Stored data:
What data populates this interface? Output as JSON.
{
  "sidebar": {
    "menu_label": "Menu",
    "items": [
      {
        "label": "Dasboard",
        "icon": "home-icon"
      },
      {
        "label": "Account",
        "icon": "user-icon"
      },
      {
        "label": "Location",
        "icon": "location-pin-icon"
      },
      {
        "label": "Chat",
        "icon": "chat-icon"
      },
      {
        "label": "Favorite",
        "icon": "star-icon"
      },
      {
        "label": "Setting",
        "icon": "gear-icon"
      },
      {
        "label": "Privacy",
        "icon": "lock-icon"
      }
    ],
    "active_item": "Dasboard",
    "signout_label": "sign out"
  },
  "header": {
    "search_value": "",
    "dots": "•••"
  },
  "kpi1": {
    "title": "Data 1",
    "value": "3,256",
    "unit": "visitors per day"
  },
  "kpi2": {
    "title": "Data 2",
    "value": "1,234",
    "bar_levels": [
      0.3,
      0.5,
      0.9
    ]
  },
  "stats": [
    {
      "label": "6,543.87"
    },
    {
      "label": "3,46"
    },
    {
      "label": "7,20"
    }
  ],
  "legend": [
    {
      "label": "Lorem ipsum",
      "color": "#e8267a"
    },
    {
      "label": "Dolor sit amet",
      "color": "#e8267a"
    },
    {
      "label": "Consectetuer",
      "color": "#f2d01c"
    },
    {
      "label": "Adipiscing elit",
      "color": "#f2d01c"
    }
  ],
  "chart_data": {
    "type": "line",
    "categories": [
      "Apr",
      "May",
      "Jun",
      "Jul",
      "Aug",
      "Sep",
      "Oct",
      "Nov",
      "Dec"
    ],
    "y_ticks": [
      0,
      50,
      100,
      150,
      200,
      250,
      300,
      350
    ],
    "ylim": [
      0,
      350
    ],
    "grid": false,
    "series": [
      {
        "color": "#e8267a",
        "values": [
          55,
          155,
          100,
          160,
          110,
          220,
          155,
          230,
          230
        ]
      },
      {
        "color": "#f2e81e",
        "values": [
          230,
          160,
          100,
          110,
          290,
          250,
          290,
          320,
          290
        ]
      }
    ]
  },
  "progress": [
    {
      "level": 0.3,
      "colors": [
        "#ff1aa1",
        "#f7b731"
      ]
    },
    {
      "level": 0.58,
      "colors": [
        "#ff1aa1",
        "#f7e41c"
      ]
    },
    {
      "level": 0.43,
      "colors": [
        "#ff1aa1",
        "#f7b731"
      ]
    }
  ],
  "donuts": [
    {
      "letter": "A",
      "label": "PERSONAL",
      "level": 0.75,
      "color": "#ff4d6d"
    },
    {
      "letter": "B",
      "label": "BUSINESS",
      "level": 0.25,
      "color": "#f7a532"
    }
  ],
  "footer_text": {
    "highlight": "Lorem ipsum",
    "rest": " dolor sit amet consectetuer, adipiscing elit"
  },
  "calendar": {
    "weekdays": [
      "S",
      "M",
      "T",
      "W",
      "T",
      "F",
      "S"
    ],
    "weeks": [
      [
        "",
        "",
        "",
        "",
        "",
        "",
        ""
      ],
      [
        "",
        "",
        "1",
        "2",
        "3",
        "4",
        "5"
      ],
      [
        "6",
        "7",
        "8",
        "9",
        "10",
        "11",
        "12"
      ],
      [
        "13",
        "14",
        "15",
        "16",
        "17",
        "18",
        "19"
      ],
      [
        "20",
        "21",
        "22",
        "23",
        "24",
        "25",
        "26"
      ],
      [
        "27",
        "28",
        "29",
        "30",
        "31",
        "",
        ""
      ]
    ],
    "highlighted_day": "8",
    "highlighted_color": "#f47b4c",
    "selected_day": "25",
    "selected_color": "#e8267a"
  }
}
* * *
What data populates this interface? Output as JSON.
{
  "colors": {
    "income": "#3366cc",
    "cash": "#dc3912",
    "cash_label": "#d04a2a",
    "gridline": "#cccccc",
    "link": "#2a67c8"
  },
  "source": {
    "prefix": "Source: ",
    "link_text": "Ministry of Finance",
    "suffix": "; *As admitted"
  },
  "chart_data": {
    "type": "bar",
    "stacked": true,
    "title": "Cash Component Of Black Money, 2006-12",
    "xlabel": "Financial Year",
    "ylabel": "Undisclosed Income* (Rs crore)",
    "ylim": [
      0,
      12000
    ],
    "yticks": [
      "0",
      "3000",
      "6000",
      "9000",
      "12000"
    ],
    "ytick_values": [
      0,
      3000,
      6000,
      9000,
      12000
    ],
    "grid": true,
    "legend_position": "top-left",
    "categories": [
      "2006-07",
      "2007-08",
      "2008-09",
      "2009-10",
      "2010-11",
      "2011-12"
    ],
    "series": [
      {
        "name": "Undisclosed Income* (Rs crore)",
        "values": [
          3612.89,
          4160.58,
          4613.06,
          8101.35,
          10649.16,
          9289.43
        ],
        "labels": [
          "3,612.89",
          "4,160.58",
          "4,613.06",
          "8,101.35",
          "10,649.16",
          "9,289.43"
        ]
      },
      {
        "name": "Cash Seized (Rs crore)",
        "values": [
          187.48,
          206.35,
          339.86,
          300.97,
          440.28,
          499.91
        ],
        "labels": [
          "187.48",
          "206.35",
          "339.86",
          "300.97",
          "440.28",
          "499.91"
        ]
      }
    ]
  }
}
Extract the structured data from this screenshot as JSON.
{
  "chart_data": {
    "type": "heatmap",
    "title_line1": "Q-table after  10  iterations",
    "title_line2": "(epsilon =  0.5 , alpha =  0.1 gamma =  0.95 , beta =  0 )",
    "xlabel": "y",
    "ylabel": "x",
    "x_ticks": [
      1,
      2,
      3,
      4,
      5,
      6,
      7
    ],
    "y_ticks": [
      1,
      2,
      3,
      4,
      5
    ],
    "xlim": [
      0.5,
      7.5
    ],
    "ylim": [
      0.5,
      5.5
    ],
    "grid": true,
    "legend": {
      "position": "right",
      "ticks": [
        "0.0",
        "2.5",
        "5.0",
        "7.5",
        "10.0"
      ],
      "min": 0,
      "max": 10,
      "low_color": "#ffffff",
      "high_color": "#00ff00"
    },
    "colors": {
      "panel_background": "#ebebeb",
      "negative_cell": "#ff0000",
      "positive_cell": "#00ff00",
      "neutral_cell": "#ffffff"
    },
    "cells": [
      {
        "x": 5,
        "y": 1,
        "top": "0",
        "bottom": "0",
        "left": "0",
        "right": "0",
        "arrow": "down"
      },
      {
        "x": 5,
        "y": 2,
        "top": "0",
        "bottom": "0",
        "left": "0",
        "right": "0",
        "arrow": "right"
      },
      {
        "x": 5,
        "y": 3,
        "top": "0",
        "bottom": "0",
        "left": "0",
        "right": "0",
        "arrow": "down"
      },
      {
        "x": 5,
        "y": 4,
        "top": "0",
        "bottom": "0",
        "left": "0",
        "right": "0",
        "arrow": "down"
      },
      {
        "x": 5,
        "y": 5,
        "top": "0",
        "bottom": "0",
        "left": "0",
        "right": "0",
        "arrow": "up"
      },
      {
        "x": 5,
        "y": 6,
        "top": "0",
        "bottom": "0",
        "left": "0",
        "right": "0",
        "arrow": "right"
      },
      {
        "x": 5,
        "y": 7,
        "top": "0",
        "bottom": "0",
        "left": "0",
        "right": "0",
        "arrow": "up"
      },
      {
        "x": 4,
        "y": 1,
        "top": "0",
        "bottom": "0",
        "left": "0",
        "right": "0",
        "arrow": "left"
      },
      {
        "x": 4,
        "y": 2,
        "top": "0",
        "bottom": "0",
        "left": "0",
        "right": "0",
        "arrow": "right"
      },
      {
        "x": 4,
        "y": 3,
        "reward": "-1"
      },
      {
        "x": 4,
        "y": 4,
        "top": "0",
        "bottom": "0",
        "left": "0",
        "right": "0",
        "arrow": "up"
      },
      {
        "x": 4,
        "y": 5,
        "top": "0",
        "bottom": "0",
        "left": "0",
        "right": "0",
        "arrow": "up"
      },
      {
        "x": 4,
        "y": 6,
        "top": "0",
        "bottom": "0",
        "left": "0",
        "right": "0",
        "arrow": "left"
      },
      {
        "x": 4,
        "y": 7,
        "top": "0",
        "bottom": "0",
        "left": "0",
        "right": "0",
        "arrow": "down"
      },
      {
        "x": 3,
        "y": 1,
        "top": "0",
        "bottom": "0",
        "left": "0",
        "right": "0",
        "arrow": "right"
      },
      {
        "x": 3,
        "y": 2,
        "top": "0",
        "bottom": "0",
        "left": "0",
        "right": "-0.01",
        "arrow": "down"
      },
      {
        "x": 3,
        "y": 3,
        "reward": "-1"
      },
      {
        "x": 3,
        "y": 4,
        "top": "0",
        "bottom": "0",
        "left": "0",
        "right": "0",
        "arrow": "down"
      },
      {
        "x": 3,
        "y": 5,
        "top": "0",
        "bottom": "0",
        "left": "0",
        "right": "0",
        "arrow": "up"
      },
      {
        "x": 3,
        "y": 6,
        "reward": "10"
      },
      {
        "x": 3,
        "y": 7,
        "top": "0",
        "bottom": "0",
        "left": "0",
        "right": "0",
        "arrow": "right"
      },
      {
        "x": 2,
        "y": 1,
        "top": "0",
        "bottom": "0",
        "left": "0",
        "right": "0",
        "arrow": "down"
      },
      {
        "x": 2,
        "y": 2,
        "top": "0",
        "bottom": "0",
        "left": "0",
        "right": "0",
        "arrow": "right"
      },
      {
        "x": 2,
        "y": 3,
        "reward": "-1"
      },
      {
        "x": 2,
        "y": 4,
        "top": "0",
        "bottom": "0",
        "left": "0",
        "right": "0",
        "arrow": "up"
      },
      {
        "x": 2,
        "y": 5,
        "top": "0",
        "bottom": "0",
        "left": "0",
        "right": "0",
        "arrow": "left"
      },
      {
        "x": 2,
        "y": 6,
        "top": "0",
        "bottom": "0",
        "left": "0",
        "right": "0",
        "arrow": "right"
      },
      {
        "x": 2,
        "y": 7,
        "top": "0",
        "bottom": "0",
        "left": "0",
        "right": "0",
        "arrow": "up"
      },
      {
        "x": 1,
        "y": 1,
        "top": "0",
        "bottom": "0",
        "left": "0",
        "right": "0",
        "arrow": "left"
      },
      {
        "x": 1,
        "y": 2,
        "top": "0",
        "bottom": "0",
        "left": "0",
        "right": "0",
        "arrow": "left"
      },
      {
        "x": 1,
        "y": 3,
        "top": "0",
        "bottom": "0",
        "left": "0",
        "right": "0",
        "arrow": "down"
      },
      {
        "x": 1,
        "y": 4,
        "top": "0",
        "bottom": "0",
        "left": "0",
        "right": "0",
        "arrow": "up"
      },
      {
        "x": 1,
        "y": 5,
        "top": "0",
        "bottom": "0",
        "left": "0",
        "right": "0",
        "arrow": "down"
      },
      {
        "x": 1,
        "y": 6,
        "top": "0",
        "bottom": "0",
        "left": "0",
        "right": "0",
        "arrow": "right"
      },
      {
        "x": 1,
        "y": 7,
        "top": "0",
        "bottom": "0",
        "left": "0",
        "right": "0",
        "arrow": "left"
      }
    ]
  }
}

- [Written problem]
In the listing, find each line with the string "Lorem" and copy it.

- [Expected answer]
      "label": "Lorem ipsum",
    "highlight": "Lorem ipsum",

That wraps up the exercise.